Requirements — Scan the data below. Pull out each line where "desarrollo" occurs.

Records supplied —

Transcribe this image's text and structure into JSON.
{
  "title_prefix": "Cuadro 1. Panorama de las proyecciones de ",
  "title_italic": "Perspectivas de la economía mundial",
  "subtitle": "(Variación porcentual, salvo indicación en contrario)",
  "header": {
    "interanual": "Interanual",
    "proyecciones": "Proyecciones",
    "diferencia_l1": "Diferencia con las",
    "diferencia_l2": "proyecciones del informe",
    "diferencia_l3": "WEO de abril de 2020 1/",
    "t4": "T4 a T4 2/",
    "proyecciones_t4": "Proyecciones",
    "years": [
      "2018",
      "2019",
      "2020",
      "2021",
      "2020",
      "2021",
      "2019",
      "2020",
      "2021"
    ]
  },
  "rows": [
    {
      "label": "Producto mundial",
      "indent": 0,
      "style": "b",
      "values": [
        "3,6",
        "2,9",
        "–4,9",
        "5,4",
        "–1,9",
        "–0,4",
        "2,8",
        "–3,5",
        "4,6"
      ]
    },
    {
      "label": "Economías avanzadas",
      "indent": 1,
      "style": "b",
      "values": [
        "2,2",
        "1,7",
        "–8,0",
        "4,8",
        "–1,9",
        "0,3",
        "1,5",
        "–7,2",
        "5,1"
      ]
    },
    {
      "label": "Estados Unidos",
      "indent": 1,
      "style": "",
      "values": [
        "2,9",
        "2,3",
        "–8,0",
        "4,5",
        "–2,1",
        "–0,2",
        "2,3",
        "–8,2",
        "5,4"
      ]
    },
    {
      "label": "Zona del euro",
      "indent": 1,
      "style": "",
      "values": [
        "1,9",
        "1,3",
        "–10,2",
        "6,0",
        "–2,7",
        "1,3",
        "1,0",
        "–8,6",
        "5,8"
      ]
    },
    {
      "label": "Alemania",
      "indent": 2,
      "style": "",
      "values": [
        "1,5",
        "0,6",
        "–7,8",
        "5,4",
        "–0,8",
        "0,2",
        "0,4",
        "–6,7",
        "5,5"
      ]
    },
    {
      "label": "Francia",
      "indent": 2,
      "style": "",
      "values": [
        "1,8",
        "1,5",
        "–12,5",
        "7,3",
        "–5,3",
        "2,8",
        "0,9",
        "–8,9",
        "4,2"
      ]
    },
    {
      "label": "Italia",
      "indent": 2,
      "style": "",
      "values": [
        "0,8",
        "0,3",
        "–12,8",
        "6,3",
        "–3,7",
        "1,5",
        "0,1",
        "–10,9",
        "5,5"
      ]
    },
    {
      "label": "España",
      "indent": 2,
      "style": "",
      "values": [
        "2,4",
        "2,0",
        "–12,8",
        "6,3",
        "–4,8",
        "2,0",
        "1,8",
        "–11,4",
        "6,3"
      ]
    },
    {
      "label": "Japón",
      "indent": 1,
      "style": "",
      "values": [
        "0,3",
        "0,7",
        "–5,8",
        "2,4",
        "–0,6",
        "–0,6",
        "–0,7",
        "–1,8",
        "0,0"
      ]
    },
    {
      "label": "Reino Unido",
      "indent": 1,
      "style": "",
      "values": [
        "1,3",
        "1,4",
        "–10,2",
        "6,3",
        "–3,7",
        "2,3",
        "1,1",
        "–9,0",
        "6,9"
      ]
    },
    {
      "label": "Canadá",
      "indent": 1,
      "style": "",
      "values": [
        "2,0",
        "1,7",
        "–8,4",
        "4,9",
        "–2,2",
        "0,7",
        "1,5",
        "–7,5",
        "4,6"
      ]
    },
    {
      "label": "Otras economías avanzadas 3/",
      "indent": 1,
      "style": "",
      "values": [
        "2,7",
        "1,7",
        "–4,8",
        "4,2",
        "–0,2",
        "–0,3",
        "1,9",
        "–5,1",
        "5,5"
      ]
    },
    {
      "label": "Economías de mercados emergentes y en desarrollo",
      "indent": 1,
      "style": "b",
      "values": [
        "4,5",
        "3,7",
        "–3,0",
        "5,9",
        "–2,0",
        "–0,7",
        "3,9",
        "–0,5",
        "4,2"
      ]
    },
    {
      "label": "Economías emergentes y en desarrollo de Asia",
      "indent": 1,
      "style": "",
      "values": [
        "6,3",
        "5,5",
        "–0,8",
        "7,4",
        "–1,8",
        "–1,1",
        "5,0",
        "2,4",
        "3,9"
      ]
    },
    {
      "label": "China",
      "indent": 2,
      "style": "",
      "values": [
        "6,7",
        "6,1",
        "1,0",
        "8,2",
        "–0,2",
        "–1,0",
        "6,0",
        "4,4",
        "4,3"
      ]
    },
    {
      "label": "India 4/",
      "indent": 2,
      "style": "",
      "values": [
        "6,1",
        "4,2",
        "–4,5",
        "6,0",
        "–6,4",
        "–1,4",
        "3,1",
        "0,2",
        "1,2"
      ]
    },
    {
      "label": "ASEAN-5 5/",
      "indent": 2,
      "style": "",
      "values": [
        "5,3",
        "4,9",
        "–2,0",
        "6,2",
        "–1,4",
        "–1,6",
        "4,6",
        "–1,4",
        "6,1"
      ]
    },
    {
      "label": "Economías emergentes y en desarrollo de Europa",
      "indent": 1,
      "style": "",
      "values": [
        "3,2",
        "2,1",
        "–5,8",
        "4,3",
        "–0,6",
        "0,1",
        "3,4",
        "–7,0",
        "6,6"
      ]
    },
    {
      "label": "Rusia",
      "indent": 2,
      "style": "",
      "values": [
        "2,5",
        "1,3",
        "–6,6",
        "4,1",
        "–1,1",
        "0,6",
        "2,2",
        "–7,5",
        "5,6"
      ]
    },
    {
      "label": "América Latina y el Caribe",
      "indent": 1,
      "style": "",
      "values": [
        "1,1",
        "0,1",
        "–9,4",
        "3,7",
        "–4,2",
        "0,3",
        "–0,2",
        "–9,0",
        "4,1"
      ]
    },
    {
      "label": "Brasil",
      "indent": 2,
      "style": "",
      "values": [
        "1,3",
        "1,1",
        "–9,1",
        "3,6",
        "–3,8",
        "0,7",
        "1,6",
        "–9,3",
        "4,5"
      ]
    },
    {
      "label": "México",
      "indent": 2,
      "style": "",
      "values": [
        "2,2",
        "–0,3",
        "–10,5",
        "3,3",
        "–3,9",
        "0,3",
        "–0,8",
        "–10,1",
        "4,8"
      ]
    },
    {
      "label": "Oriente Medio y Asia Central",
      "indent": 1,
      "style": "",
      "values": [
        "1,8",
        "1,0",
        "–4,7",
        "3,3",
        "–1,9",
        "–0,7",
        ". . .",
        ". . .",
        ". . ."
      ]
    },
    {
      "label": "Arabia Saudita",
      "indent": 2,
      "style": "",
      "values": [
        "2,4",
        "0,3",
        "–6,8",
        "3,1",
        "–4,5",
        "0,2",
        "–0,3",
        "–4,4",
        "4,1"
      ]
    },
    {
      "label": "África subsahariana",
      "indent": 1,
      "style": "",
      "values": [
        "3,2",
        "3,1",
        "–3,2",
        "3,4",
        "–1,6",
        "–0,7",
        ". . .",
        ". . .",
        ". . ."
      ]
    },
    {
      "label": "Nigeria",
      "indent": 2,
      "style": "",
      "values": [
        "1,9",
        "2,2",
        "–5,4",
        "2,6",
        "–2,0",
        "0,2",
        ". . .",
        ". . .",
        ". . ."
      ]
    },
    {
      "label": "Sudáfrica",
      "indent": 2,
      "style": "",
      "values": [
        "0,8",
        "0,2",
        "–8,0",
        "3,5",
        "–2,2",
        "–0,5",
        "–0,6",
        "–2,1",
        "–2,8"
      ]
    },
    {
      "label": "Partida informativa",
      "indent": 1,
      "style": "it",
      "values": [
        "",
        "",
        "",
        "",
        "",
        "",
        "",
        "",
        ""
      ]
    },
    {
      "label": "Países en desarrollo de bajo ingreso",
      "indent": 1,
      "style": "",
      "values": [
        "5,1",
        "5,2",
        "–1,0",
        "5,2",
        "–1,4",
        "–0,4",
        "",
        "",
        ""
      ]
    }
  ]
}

Output for this exercise —
      "label": "Economías de mercados emergentes y en desarrollo",
      "label": "Economías emergentes y en desarrollo de Asia",
      "label": "Economías emergentes y en desarrollo de Europa",
      "label": "Países en desarrollo de bajo ingreso",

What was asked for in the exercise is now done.